- **MATERIAL SUPPLIED**:
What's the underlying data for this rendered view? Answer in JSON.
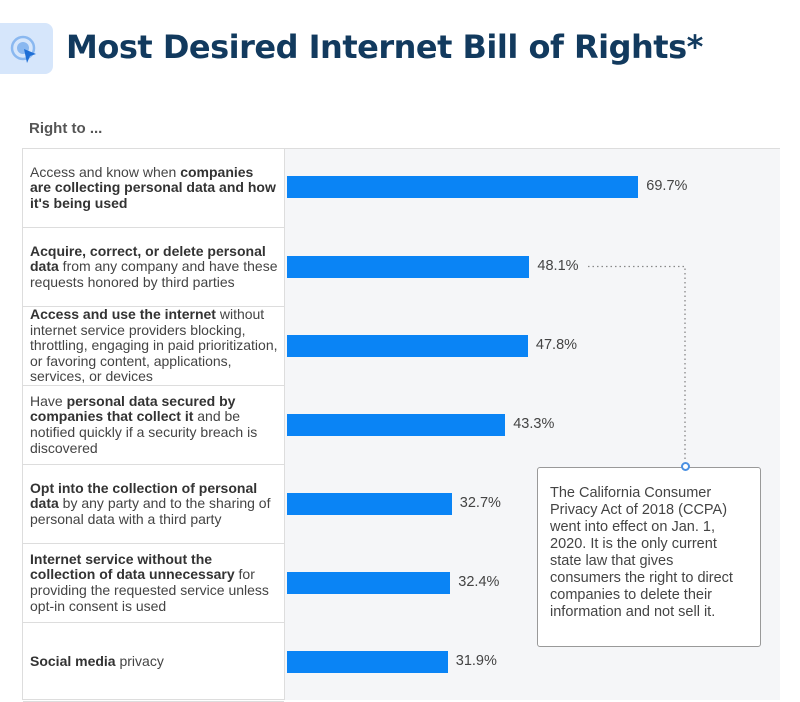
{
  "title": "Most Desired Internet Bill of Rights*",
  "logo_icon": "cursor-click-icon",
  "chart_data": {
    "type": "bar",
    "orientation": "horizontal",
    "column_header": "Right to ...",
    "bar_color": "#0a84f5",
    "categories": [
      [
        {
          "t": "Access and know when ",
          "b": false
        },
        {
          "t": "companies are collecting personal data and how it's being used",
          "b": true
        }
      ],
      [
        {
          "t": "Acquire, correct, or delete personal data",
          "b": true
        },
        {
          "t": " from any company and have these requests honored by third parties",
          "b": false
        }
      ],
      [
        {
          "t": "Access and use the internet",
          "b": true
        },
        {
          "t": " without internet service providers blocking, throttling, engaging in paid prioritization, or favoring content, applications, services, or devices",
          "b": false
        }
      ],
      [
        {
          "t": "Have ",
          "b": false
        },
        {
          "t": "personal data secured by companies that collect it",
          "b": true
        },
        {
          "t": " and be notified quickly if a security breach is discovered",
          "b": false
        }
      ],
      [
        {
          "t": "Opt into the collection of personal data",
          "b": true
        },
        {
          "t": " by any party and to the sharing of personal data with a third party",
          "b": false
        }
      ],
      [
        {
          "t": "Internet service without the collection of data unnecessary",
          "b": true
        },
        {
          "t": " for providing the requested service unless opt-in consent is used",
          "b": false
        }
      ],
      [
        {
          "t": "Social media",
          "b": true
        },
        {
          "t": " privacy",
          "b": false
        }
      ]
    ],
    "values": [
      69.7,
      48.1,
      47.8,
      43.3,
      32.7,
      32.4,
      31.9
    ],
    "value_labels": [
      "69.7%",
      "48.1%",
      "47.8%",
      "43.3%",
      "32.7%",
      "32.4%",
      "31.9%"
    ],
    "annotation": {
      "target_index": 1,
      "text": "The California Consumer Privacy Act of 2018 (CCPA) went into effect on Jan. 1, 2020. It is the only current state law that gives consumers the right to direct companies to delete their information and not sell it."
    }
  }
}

---

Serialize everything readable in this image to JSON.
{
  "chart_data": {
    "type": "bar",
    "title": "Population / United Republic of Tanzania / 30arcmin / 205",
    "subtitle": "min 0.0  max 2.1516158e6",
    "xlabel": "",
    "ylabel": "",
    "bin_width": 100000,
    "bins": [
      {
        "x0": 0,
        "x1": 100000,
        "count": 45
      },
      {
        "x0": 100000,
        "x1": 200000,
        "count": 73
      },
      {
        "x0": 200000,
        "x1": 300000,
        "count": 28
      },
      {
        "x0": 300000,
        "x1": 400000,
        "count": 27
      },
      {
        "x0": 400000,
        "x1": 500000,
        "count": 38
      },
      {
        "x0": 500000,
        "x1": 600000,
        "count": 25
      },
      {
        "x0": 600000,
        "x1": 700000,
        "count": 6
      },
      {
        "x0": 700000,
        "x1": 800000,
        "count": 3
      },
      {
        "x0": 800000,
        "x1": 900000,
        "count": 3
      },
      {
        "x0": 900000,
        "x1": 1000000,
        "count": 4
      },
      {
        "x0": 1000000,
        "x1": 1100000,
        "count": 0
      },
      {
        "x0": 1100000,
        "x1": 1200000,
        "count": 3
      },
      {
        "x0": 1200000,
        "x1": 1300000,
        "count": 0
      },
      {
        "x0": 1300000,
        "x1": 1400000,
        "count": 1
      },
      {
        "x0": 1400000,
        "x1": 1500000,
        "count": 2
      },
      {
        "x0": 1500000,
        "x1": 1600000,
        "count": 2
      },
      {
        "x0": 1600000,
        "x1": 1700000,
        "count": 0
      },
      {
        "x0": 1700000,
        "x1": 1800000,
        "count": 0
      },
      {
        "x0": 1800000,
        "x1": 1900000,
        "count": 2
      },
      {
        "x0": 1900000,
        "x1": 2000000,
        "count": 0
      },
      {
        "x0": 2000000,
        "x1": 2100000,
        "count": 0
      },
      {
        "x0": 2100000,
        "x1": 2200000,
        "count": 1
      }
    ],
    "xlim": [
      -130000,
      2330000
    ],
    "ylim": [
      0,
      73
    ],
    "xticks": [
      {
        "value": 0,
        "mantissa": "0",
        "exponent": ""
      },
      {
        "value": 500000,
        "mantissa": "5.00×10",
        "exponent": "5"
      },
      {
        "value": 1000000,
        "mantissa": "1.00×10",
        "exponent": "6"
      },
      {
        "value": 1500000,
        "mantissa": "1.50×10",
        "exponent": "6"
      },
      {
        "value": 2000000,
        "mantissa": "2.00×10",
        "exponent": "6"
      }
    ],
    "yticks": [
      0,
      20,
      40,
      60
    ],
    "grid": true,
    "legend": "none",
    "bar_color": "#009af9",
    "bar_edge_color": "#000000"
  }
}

- **AIM OF THE EXERCISE**:
Reply with the number of lines in the data that include the string "mantissa" and nothing else.

- **TASK RESPONSE**:
5